> [Task prompt] Could you print all the entries exactly?

> [Entries supplied]
-------

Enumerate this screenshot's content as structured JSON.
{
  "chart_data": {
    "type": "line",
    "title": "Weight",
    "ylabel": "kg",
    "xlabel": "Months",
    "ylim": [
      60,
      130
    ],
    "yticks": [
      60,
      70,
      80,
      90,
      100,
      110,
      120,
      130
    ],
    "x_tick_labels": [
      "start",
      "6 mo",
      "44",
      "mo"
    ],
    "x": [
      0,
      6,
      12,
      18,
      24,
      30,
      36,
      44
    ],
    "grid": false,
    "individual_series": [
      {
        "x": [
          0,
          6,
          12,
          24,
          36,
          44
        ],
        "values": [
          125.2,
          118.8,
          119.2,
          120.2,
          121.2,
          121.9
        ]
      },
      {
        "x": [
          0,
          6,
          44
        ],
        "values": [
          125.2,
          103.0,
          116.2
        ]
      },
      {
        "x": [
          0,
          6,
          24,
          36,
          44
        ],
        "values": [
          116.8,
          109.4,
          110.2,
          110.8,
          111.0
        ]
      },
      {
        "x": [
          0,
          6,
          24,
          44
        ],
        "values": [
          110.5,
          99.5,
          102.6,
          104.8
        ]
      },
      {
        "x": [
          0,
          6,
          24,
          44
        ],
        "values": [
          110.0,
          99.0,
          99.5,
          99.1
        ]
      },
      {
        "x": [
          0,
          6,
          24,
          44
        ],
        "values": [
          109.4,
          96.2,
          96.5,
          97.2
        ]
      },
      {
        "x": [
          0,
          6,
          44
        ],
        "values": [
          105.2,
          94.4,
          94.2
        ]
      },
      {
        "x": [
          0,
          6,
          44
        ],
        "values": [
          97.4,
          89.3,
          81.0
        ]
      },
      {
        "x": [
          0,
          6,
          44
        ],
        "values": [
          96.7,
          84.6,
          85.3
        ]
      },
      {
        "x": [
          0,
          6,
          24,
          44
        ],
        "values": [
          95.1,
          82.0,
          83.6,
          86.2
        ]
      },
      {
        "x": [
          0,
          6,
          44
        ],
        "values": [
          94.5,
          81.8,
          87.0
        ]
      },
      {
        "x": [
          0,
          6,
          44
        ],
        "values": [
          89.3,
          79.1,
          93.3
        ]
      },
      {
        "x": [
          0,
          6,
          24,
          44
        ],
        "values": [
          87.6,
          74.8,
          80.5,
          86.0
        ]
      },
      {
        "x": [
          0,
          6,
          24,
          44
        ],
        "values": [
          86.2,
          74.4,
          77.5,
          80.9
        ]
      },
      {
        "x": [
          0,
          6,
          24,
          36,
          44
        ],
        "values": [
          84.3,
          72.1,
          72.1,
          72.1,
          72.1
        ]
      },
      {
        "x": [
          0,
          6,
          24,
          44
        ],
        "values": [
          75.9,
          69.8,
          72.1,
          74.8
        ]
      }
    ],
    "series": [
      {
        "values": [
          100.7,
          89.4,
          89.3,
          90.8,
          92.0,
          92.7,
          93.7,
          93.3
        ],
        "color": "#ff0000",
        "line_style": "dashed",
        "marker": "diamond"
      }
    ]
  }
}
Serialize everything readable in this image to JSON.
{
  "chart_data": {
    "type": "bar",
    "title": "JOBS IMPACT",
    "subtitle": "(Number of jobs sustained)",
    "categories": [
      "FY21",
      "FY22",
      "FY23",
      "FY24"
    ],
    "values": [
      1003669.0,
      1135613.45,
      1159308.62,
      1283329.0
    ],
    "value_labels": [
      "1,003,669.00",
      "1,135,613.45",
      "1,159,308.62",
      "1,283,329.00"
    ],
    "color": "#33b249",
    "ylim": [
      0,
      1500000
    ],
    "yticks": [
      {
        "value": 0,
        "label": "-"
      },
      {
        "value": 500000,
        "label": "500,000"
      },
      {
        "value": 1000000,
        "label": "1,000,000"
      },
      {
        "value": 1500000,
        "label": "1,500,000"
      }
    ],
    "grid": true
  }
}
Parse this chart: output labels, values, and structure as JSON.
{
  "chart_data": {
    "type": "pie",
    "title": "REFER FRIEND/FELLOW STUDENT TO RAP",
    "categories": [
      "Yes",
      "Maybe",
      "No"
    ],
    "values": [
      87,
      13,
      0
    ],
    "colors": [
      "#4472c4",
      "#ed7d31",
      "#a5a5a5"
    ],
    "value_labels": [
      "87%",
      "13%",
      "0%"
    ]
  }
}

-------

> [Correct answer]
Enumerate this screenshot's content as structured JSON.
{
  "chart_data": {
    "type": "line",
    "title": "Weight",
    "ylabel": "kg",
    "xlabel": "Months",
    "ylim": [
      60,
      130
    ],
    "yticks": [
      60,
      70,
      80,
      90,
      100,
      110,
      120,
      130
    ],
    "x_tick_labels": [
      "start",
      "6 mo",
      "44",
      "mo"
    ],
    "x": [
      0,
      6,
      12,
      18,
      24,
      30,
      36,
      44
    ],
    "grid": false,
    "individual_series": [
      {
        "x": [
          0,
          6,
          12,
          24,
          36,
          44
        ],
        "values": [
          125.2,
          118.8,
          119.2,
          120.2,
          121.2,
          121.9
        ]
      },
      {
        "x": [
          0,
          6,
          44
        ],
        "values": [
          125.2,
          103.0,
          116.2
        ]
      },
      {
        "x": [
          0,
          6,
          24,
          36,
          44
        ],
        "values": [
          116.8,
          109.4,
          110.2,
          110.8,
          111.0
        ]
      },
      {
        "x": [
          0,
          6,
          24,
          44
        ],
        "values": [
          110.5,
          99.5,
          102.6,
          104.8
        ]
      },
      {
        "x": [
          0,
          6,
          24,
          44
        ],
        "values": [
          110.0,
          99.0,
          99.5,
          99.1
        ]
      },
      {
        "x": [
          0,
          6,
          24,
          44
        ],
        "values": [
          109.4,
          96.2,
          96.5,
          97.2
        ]
      },
      {
        "x": [
          0,
          6,
          44
        ],
        "values": [
          105.2,
          94.4,
          94.2
        ]
      },
      {
        "x": [
          0,
          6,
          44
        ],
        "values": [
          97.4,
          89.3,
          81.0
        ]
      },
      {
        "x": [
          0,
          6,
          44
        ],
        "values": [
          96.7,
          84.6,
          85.3
        ]
      },
      {
        "x": [
          0,
          6,
          24,
          44
        ],
        "values": [
          95.1,
          82.0,
          83.6,
          86.2
        ]
      },
      {
        "x": [
          0,
          6,
          44
        ],
        "values": [
          94.5,
          81.8,
          87.0
        ]
      },
      {
        "x": [
          0,
          6,
          44
        ],
        "values": [
          89.3,
          79.1,
          93.3
        ]
      },
      {
        "x": [
          0,
          6,
          24,
          44
        ],
        "values": [
          87.6,
          74.8,
          80.5,
          86.0
        ]
      },
      {
        "x": [
          0,
          6,
          24,
          44
        ],
        "values": [
          86.2,
          74.4,
          77.5,
          80.9
        ]
      },
      {
        "x": [
          0,
          6,
          24,
          36,
          44
        ],
        "values": [
          84.3,
          72.1,
          72.1,
          72.1,
          72.1
        ]
      },
      {
        "x": [
          0,
          6,
          24,
          44
        ],
        "values": [
          75.9,
          69.8,
          72.1,
          74.8
        ]
      }
    ],
    "series": [
      {
        "values": [
          100.7,
          89.4,
          89.3,
          90.8,
          92.0,
          92.7,
          93.7,
          93.3
        ],
        "color": "#ff0000",
        "line_style": "dashed",
        "marker": "diamond"
      }
    ]
  }
}
Serialize everything readable in this image to JSON.
{
  "chart_data": {
    "type": "bar",
    "title": "JOBS IMPACT",
    "subtitle": "(Number of jobs sustained)",
    "categories": [
      "FY21",
      "FY22",
      "FY23",
      "FY24"
    ],
    "values": [
      1003669.0,
      1135613.45,
      1159308.62,
      1283329.0
    ],
    "value_labels": [
      "1,003,669.00",
      "1,135,613.45",
      "1,159,308.62",
      "1,283,329.00"
    ],
    "color": "#33b249",
    "ylim": [
      0,
      1500000
    ],
    "yticks": [
      {
        "value": 0,
        "label": "-"
      },
      {
        "value": 500000,
        "label": "500,000"
      },
      {
        "value": 1000000,
        "label": "1,000,000"
      },
      {
        "value": 1500000,
        "label": "1,500,000"
      }
    ],
    "grid": true
  }
}
Parse this chart: output labels, values, and structure as JSON.
{
  "chart_data": {
    "type": "pie",
    "title": "REFER FRIEND/FELLOW STUDENT TO RAP",
    "categories": [
      "Yes",
      "Maybe",
      "No"
    ],
    "values": [
      87,
      13,
      0
    ],
    "colors": [
      "#4472c4",
      "#ed7d31",
      "#a5a5a5"
    ],
    "value_labels": [
      "87%",
      "13%",
      "0%"
    ]
  }
}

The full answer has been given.